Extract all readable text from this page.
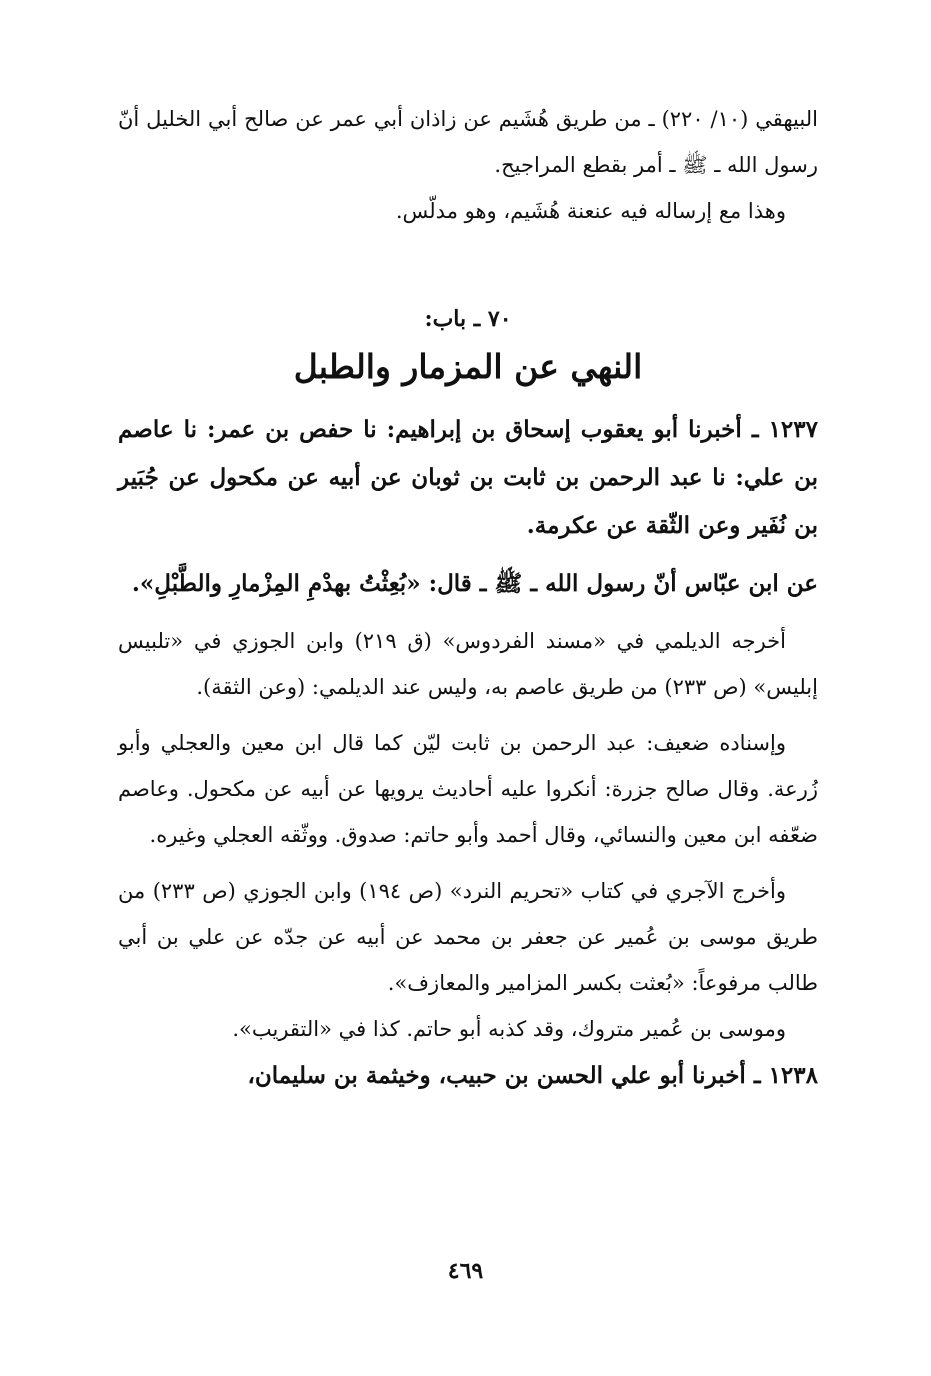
البيهقي (١٠/ ٢٢٠) ـ من طريق هُشَيم عن زاذان أبي عمر عن صالح أبي الخليل أنّ رسول الله ـ ﷺ ـ أمر بقطع المراجيح.

وهذا مع إرساله فيه عنعنة هُشَيم، وهو مدلّس.

٧٠ ـ باب:
النهي عن المزمار والطبل

١٢٣٧ ـ أخبرنا أبو يعقوب إسحاق بن إبراهيم: نا حفص بن عمر: نا عاصم بن علي: نا عبد الرحمن بن ثابت بن ثوبان عن أبيه عن مكحول عن جُبَير بن نُفَير وعن الثّقة عن عكرمة.

عن ابن عبّاس أنّ رسول الله ـ ﷺ ـ قال: «بُعِثْتُ بهدْمِ المِزْمارِ والطَّبْلِ».

أخرجه الديلمي في «مسند الفردوس» (ق ٢١٩) وابن الجوزي في «تلبيس إبليس» (ص ٢٣٣) من طريق عاصم به، وليس عند الديلمي: (وعن الثقة).

وإسناده ضعيف: عبد الرحمن بن ثابت ليّن كما قال ابن معين والعجلي وأبو زُرعة. وقال صالح جزرة: أنكروا عليه أحاديث يرويها عن أبيه عن مكحول. وعاصم ضعّفه ابن معين والنسائي، وقال أحمد وأبو حاتم: صدوق. ووثّقه العجلي وغيره.

وأخرج الآجري في كتاب «تحريم النرد» (ص ١٩٤) وابن الجوزي (ص ٢٣٣) من طريق موسى بن عُمير عن جعفر بن محمد عن أبيه عن جدّه عن علي بن أبي طالب مرفوعاً: «بُعثت بكسر المزامير والمعازف».

وموسى بن عُمير متروك، وقد كذبه أبو حاتم. كذا في «التقريب».

١٢٣٨ ـ أخبرنا أبو علي الحسن بن حبيب، وخيثمة بن سليمان،

٤٦٩
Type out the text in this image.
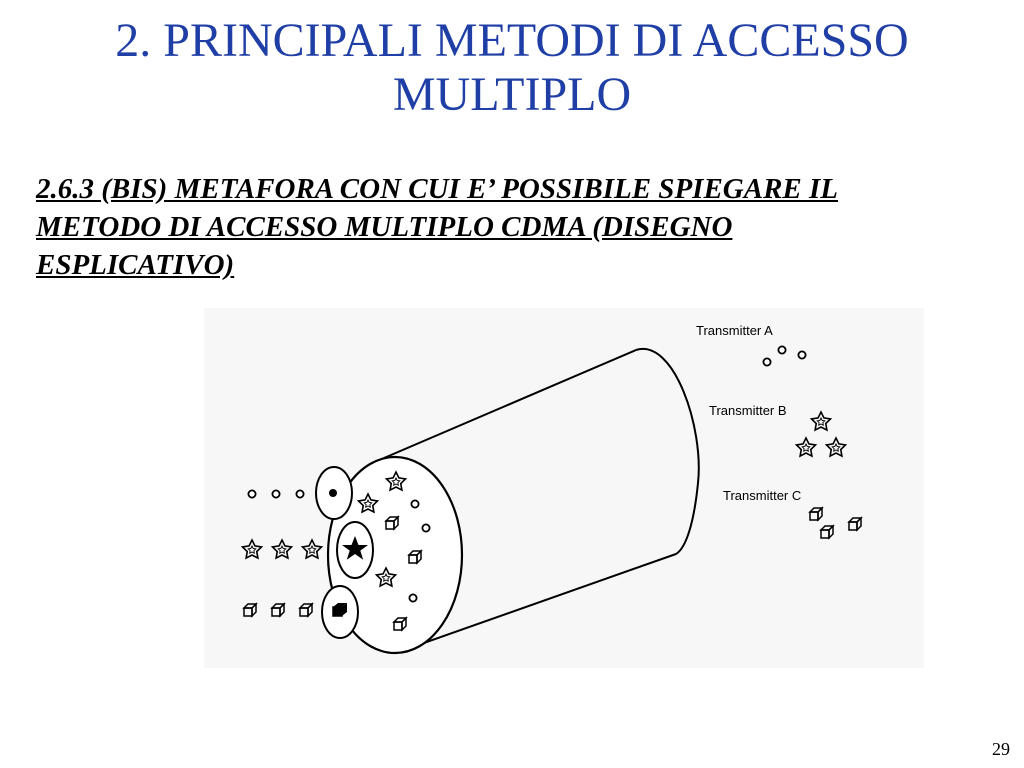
2. PRINCIPALI METODI DI ACCESSO
MULTIPLO
2.6.3 (BIS) METAFORA CON CUI E’ POSSIBILE SPIEGARE IL
METODO DI ACCESSO MULTIPLO CDMA (DISEGNO
ESPLICATIVO)
Transmitter A
Transmitter B
Transmitter C
29
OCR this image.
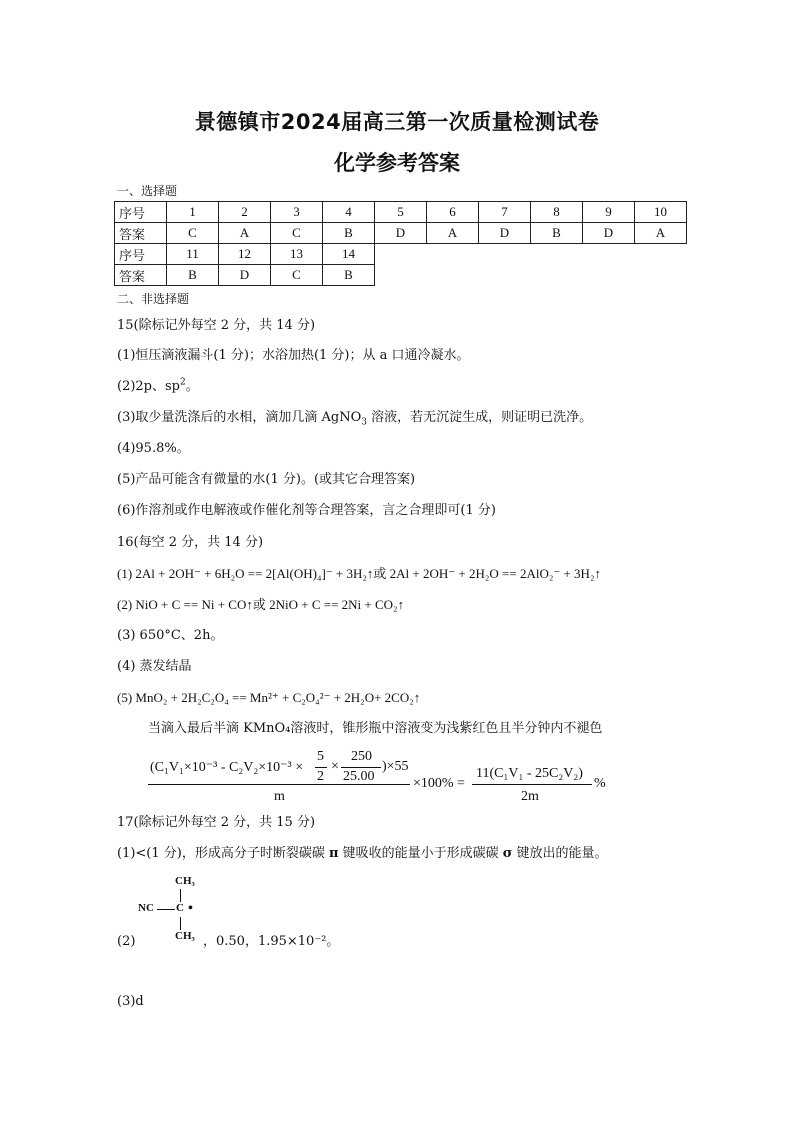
景德镇市2024届高三第一次质量检测试卷
化学参考答案
一、选择题
序号	1	2	3	4	5	6	7	8	9	10
答案	C	A	C	B	D	A	D	B	D	A
序号	11	12	13	14						
答案	B	D	C	B						
二、非选择题
15(除标记外每空 2 分，共 14 分)
(1)恒压滴液漏斗(1 分)；水浴加热(1 分)；从 a 口通冷凝水。
(2)2p、$sp^2$。
(3)取少量洗涤后的水相，滴加几滴 AgNO$_3$ 溶液，若无沉淀生成，则证明已洗净。
(4)95.8%。
(5)产品可能含有微量的水(1 分)。(或其它合理答案)
(6)作溶剂或作电解液或作催化剂等合理答案，言之合理即可(1 分)
16(每空 2 分，共 14 分)
(1) 2Al + 2OH⁻ + 6H₂O == 2[Al(OH)₄]⁻ + 3H₂↑或 2Al + 2OH⁻ + 2H₂O == 2AlO₂⁻ + 3H₂↑
(2) NiO + C == Ni + CO↑或 2NiO + C == 2Ni + CO₂↑
(3) 650°C、2h。
(4) 蒸发结晶
(5) MnO₂ + 2H₂C₂O₄ == Mn²⁺ + C₂O₄²⁻ + 2H₂O+ 2CO₂↑
当滴入最后半滴 KMnO₄溶液时，锥形瓶中溶液变为浅紫红色且半分钟内不褪色
(C₁V₁×10⁻³ - C₂V₂×10⁻³ ×
5
2
×
250
25.00
)×55
m
×100% =
11(C₁V₁ - 25C₂V₂)
2m
%
17(除标记外每空 2 分，共 15 分)
(1)<(1 分)，形成高分子时断裂碳碳 π 键吸收的能量小于形成碳碳 σ 键放出的能量。
CH₃
NC C •
CH₃
(2)	，0.50，1.95×10⁻²。
(3)d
_ _ _ _ _
WHAT YOU HAVE TO DO =>
The records above should be reproduced exactly, with no pictures included.

THE SOLUTION =>
Extract all readable text from this page.
البيهقي (١٠/ ٢٢٠) ـ من طريق هُشَيم عن زاذان أبي عمر عن صالح أبي الخليل أنّ رسول الله ـ ﷺ ـ أمر بقطع المراجيح.

وهذا مع إرساله فيه عنعنة هُشَيم، وهو مدلّس.

٧٠ ـ باب:
النهي عن المزمار والطبل

١٢٣٧ ـ أخبرنا أبو يعقوب إسحاق بن إبراهيم: نا حفص بن عمر: نا عاصم بن علي: نا عبد الرحمن بن ثابت بن ثوبان عن أبيه عن مكحول عن جُبَير بن نُفَير وعن الثّقة عن عكرمة.

عن ابن عبّاس أنّ رسول الله ـ ﷺ ـ قال: «بُعِثْتُ بهدْمِ المِزْمارِ والطَّبْلِ».

أخرجه الديلمي في «مسند الفردوس» (ق ٢١٩) وابن الجوزي في «تلبيس إبليس» (ص ٢٣٣) من طريق عاصم به، وليس عند الديلمي: (وعن الثقة).

وإسناده ضعيف: عبد الرحمن بن ثابت ليّن كما قال ابن معين والعجلي وأبو زُرعة. وقال صالح جزرة: أنكروا عليه أحاديث يرويها عن أبيه عن مكحول. وعاصم ضعّفه ابن معين والنسائي، وقال أحمد وأبو حاتم: صدوق. ووثّقه العجلي وغيره.

وأخرج الآجري في كتاب «تحريم النرد» (ص ١٩٤) وابن الجوزي (ص ٢٣٣) من طريق موسى بن عُمير عن جعفر بن محمد عن أبيه عن جدّه عن علي بن أبي طالب مرفوعاً: «بُعثت بكسر المزامير والمعازف».

وموسى بن عُمير متروك، وقد كذبه أبو حاتم. كذا في «التقريب».

١٢٣٨ ـ أخبرنا أبو علي الحسن بن حبيب، وخيثمة بن سليمان،

٤٦٩
Type out the text in this image.
2. PRINCIPALI METODI DI ACCESSO
MULTIPLO
2.6.3 (BIS) METAFORA CON CUI E’ POSSIBILE SPIEGARE IL
METODO DI ACCESSO MULTIPLO CDMA (DISEGNO
ESPLICATIVO)
Transmitter A
Transmitter B
Transmitter C
29
OCR this image.
景德镇市2024届高三第一次质量检测试卷
化学参考答案
一、选择题
序号	1	2	3	4	5	6	7	8	9	10
答案	C	A	C	B	D	A	D	B	D	A
序号	11	12	13	14						
答案	B	D	C	B						
二、非选择题
15(除标记外每空 2 分，共 14 分)
(1)恒压滴液漏斗(1 分)；水浴加热(1 分)；从 a 口通冷凝水。
(2)2p、$sp^2$。
(3)取少量洗涤后的水相，滴加几滴 AgNO$_3$ 溶液，若无沉淀生成，则证明已洗净。
(4)95.8%。
(5)产品可能含有微量的水(1 分)。(或其它合理答案)
(6)作溶剂或作电解液或作催化剂等合理答案，言之合理即可(1 分)
16(每空 2 分，共 14 分)
(1) 2Al + 2OH⁻ + 6H₂O == 2[Al(OH)₄]⁻ + 3H₂↑或 2Al + 2OH⁻ + 2H₂O == 2AlO₂⁻ + 3H₂↑
(2) NiO + C == Ni + CO↑或 2NiO + C == 2Ni + CO₂↑
(3) 650°C、2h。
(4) 蒸发结晶
(5) MnO₂ + 2H₂C₂O₄ == Mn²⁺ + C₂O₄²⁻ + 2H₂O+ 2CO₂↑
当滴入最后半滴 KMnO₄溶液时，锥形瓶中溶液变为浅紫红色且半分钟内不褪色
(C₁V₁×10⁻³ - C₂V₂×10⁻³ ×
5
2
×
250
25.00
)×55
m
×100% =
11(C₁V₁ - 25C₂V₂)
2m
%
17(除标记外每空 2 分，共 15 分)
(1)<(1 分)，形成高分子时断裂碳碳 π 键吸收的能量小于形成碳碳 σ 键放出的能量。
CH₃
NC C •
CH₃
(2)	，0.50，1.95×10⁻²。
(3)d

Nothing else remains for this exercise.